WHAT THIS TASK INVOLVES:
Copy all the entries word for word, but omit the pictures.

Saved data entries
## BEGIN
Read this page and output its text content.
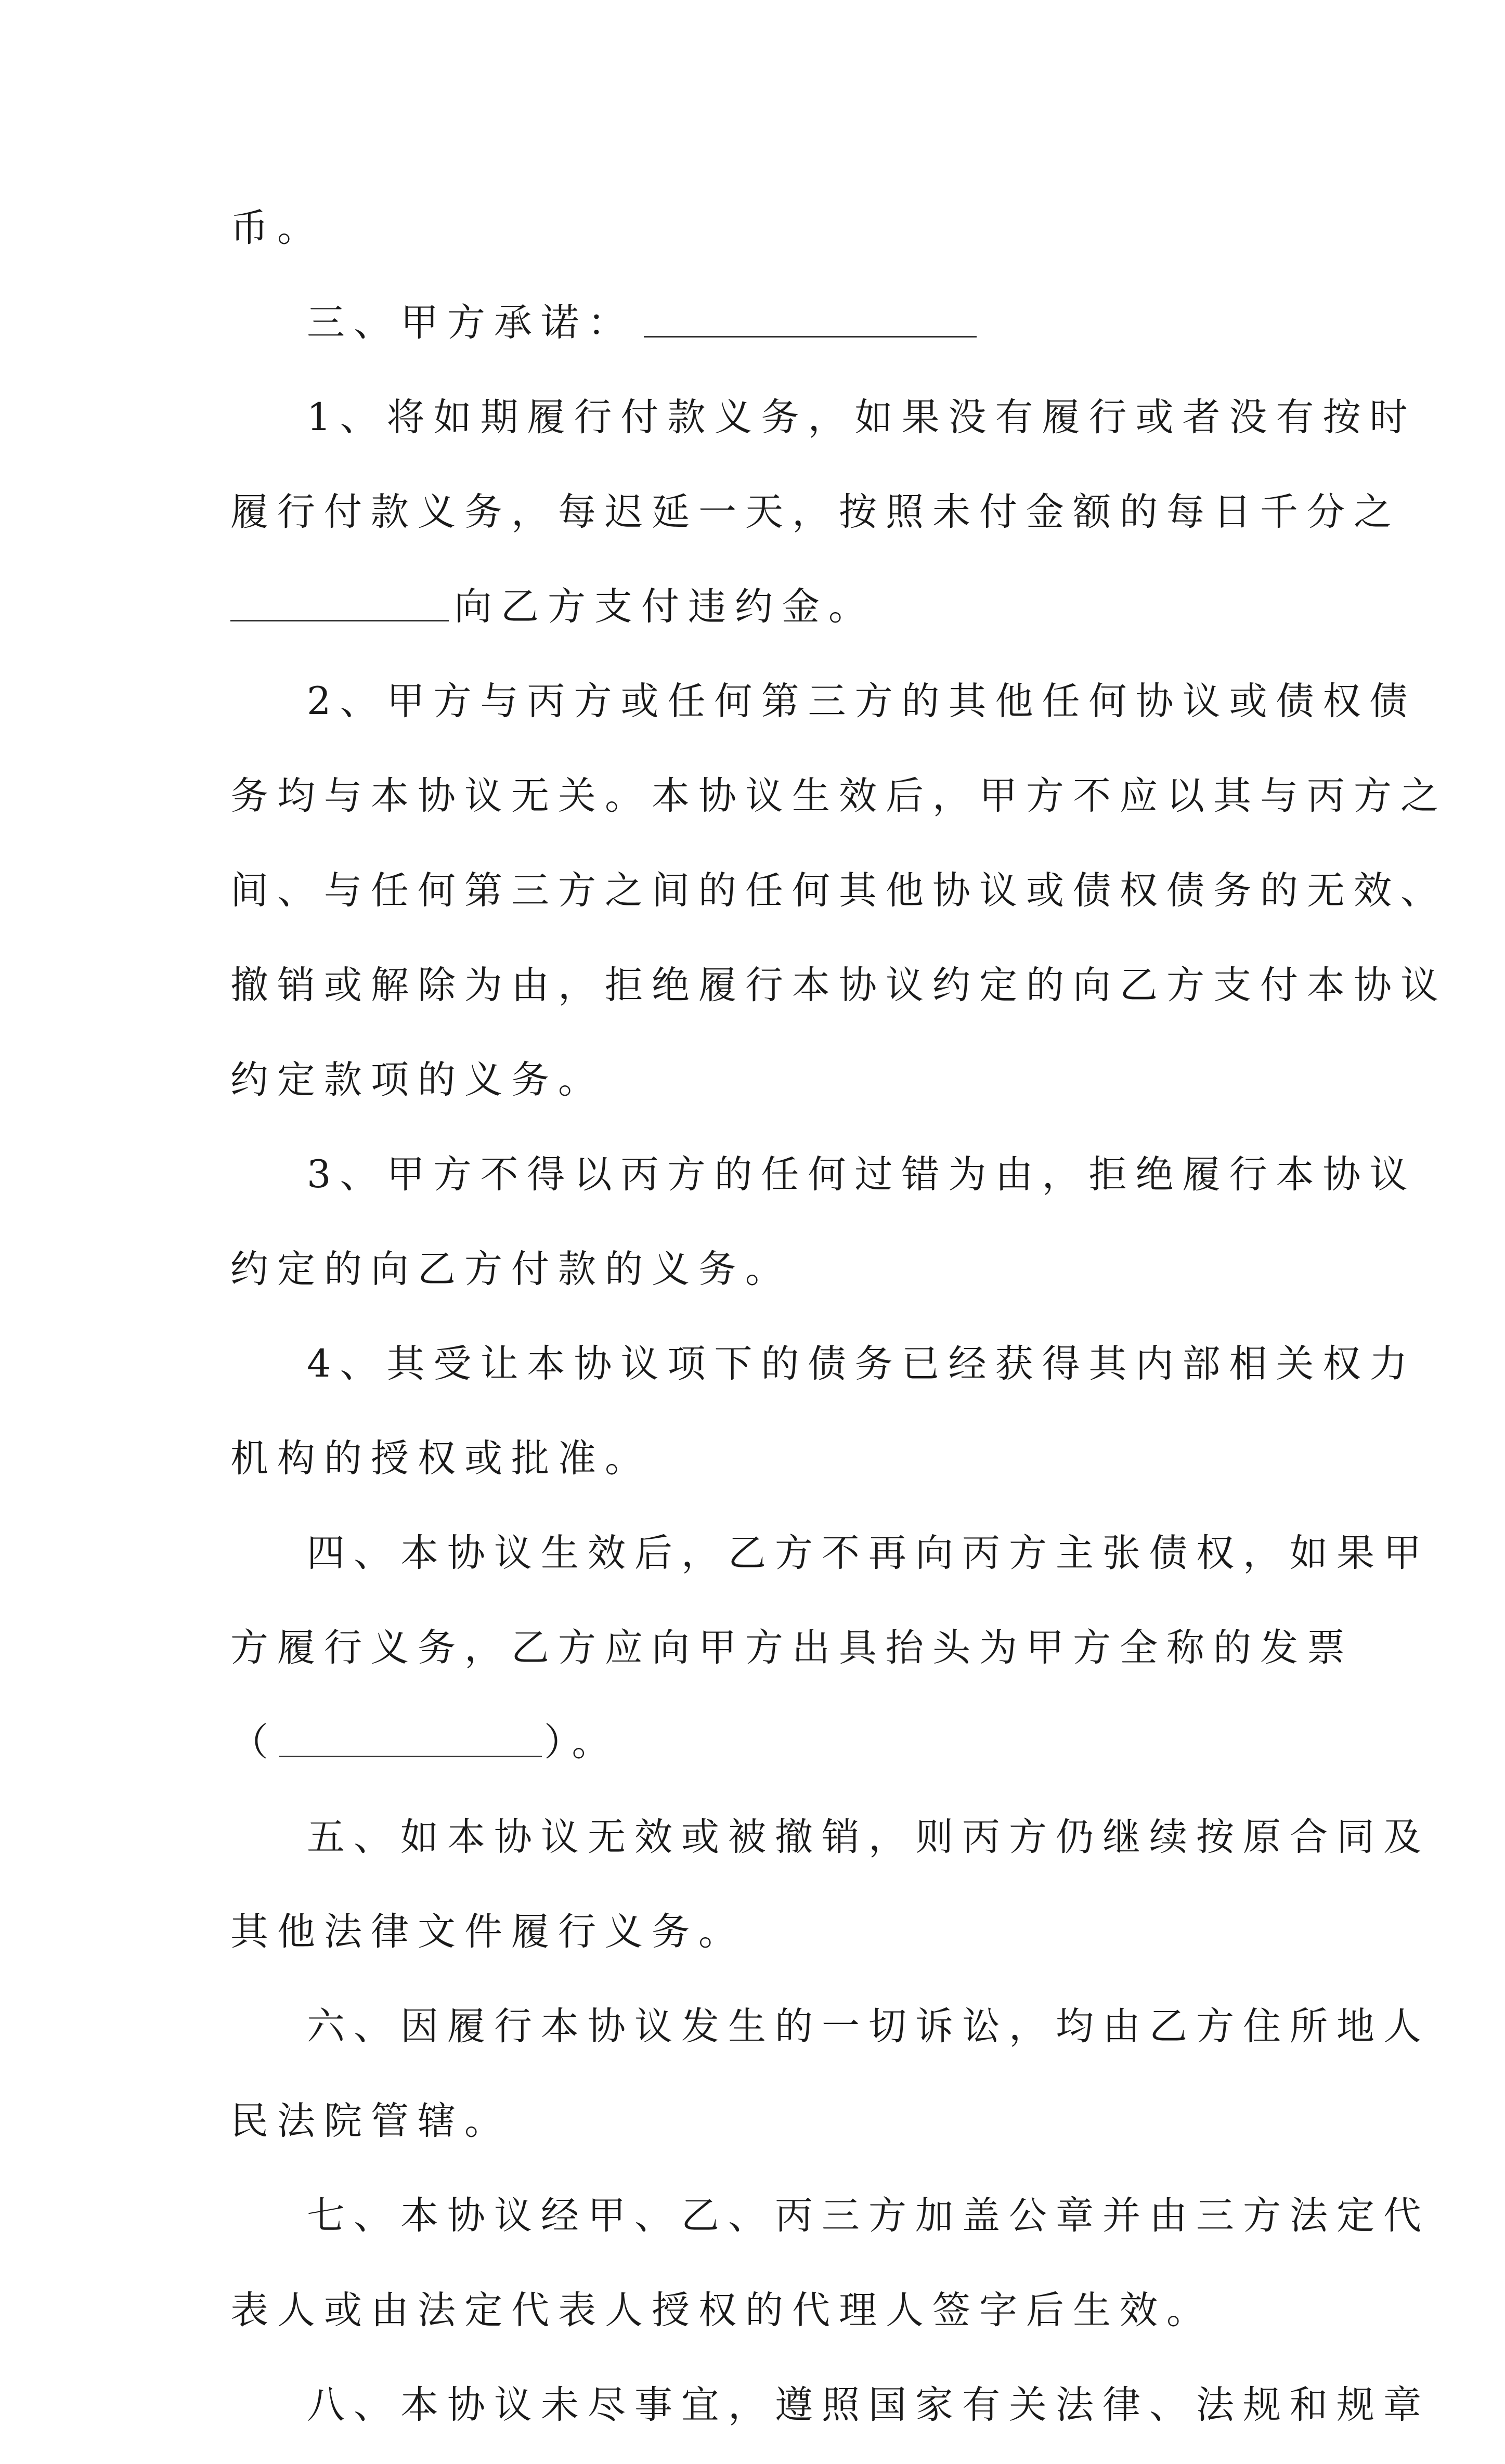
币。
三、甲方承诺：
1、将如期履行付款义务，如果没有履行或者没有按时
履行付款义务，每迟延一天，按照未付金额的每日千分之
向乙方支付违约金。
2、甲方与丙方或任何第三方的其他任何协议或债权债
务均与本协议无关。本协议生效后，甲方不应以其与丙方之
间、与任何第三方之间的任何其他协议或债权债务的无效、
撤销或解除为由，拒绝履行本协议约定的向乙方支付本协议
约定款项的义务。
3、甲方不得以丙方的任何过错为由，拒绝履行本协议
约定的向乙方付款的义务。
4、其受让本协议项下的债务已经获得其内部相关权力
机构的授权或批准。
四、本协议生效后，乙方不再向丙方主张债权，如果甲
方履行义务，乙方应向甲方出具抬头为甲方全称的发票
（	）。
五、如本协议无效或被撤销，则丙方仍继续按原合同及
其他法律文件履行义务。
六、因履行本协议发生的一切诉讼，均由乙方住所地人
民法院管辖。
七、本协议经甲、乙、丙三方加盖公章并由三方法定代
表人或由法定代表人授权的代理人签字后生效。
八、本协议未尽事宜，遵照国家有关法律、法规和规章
## END
RESULT FOR THIS EXERCISE:
Read this page and output its text content.
币。
三、甲方承诺：
1、将如期履行付款义务，如果没有履行或者没有按时
履行付款义务，每迟延一天，按照未付金额的每日千分之
向乙方支付违约金。
2、甲方与丙方或任何第三方的其他任何协议或债权债
务均与本协议无关。本协议生效后，甲方不应以其与丙方之
间、与任何第三方之间的任何其他协议或债权债务的无效、
撤销或解除为由，拒绝履行本协议约定的向乙方支付本协议
约定款项的义务。
3、甲方不得以丙方的任何过错为由，拒绝履行本协议
约定的向乙方付款的义务。
4、其受让本协议项下的债务已经获得其内部相关权力
机构的授权或批准。
四、本协议生效后，乙方不再向丙方主张债权，如果甲
方履行义务，乙方应向甲方出具抬头为甲方全称的发票
（	）。
五、如本协议无效或被撤销，则丙方仍继续按原合同及
其他法律文件履行义务。
六、因履行本协议发生的一切诉讼，均由乙方住所地人
民法院管辖。
七、本协议经甲、乙、丙三方加盖公章并由三方法定代
表人或由法定代表人授权的代理人签字后生效。
八、本协议未尽事宜，遵照国家有关法律、法规和规章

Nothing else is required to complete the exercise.